Instructions to follow:
Rewrite each of the items below, changing every occurrence of "menu-tile" to "menu-card" and leaving everything else as it is.

========

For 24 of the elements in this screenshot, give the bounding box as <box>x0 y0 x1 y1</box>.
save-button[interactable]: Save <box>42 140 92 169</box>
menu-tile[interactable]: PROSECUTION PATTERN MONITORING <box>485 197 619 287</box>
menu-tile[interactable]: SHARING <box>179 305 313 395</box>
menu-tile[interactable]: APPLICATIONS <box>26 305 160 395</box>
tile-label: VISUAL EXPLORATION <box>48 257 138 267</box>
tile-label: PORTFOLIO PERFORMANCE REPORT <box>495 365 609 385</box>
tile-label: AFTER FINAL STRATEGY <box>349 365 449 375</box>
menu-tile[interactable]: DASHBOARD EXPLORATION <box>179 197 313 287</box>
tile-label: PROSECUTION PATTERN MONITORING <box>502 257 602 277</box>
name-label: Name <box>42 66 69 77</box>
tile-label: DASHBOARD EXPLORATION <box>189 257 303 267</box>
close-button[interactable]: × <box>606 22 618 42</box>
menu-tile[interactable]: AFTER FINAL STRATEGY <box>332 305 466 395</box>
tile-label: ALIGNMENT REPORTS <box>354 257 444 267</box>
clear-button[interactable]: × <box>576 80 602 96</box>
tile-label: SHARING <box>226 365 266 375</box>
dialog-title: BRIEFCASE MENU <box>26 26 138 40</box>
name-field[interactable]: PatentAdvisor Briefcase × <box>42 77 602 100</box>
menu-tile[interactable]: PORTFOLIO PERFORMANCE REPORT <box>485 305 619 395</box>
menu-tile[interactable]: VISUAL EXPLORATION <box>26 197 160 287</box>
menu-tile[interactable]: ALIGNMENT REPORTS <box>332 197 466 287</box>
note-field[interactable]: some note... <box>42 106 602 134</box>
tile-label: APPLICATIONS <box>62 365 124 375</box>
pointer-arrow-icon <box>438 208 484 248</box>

========

Response to the task:
For 24 of the elements in this screenshot, give the bounding box as <box>x0 y0 x1 y1</box>.
save-button[interactable]: Save <box>42 140 92 169</box>
menu-card[interactable]: PROSECUTION PATTERN MONITORING <box>485 197 619 287</box>
menu-card[interactable]: SHARING <box>179 305 313 395</box>
menu-card[interactable]: APPLICATIONS <box>26 305 160 395</box>
tile-label: VISUAL EXPLORATION <box>48 257 138 267</box>
tile-label: PORTFOLIO PERFORMANCE REPORT <box>495 365 609 385</box>
tile-label: AFTER FINAL STRATEGY <box>349 365 449 375</box>
menu-card[interactable]: DASHBOARD EXPLORATION <box>179 197 313 287</box>
tile-label: PROSECUTION PATTERN MONITORING <box>502 257 602 277</box>
name-label: Name <box>42 66 69 77</box>
tile-label: DASHBOARD EXPLORATION <box>189 257 303 267</box>
close-button[interactable]: × <box>606 22 618 42</box>
menu-card[interactable]: AFTER FINAL STRATEGY <box>332 305 466 395</box>
tile-label: ALIGNMENT REPORTS <box>354 257 444 267</box>
clear-button[interactable]: × <box>576 80 602 96</box>
tile-label: SHARING <box>226 365 266 375</box>
dialog-title: BRIEFCASE MENU <box>26 26 138 40</box>
name-field[interactable]: PatentAdvisor Briefcase × <box>42 77 602 100</box>
menu-card[interactable]: PORTFOLIO PERFORMANCE REPORT <box>485 305 619 395</box>
menu-card[interactable]: VISUAL EXPLORATION <box>26 197 160 287</box>
menu-card[interactable]: ALIGNMENT REPORTS <box>332 197 466 287</box>
note-field[interactable]: some note... <box>42 106 602 134</box>
tile-label: APPLICATIONS <box>62 365 124 375</box>
pointer-arrow-icon <box>438 208 484 248</box>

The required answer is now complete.